Figure collection entries:
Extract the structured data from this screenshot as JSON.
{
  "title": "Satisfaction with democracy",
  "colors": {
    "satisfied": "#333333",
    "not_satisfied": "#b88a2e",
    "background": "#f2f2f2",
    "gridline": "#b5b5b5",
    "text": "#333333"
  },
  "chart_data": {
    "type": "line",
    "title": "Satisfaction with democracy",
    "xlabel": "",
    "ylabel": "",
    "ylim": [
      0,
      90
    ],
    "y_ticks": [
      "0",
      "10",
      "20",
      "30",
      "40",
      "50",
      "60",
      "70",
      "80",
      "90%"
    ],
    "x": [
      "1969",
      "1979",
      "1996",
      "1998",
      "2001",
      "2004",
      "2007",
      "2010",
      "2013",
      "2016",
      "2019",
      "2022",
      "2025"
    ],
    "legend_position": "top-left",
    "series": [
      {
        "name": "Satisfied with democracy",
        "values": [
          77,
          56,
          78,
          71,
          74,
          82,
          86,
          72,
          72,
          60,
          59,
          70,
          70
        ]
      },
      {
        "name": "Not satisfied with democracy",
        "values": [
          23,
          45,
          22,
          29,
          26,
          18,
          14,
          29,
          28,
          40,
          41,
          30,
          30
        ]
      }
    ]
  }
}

GIVEN TASK: Please set down the whole listing above without altering a single line.

RESPONSE:
Extract the structured data from this screenshot as JSON.
{
  "title": "Satisfaction with democracy",
  "colors": {
    "satisfied": "#333333",
    "not_satisfied": "#b88a2e",
    "background": "#f2f2f2",
    "gridline": "#b5b5b5",
    "text": "#333333"
  },
  "chart_data": {
    "type": "line",
    "title": "Satisfaction with democracy",
    "xlabel": "",
    "ylabel": "",
    "ylim": [
      0,
      90
    ],
    "y_ticks": [
      "0",
      "10",
      "20",
      "30",
      "40",
      "50",
      "60",
      "70",
      "80",
      "90%"
    ],
    "x": [
      "1969",
      "1979",
      "1996",
      "1998",
      "2001",
      "2004",
      "2007",
      "2010",
      "2013",
      "2016",
      "2019",
      "2022",
      "2025"
    ],
    "legend_position": "top-left",
    "series": [
      {
        "name": "Satisfied with democracy",
        "values": [
          77,
          56,
          78,
          71,
          74,
          82,
          86,
          72,
          72,
          60,
          59,
          70,
          70
        ]
      },
      {
        "name": "Not satisfied with democracy",
        "values": [
          23,
          45,
          22,
          29,
          26,
          18,
          14,
          29,
          28,
          40,
          41,
          30,
          30
        ]
      }
    ]
  }
}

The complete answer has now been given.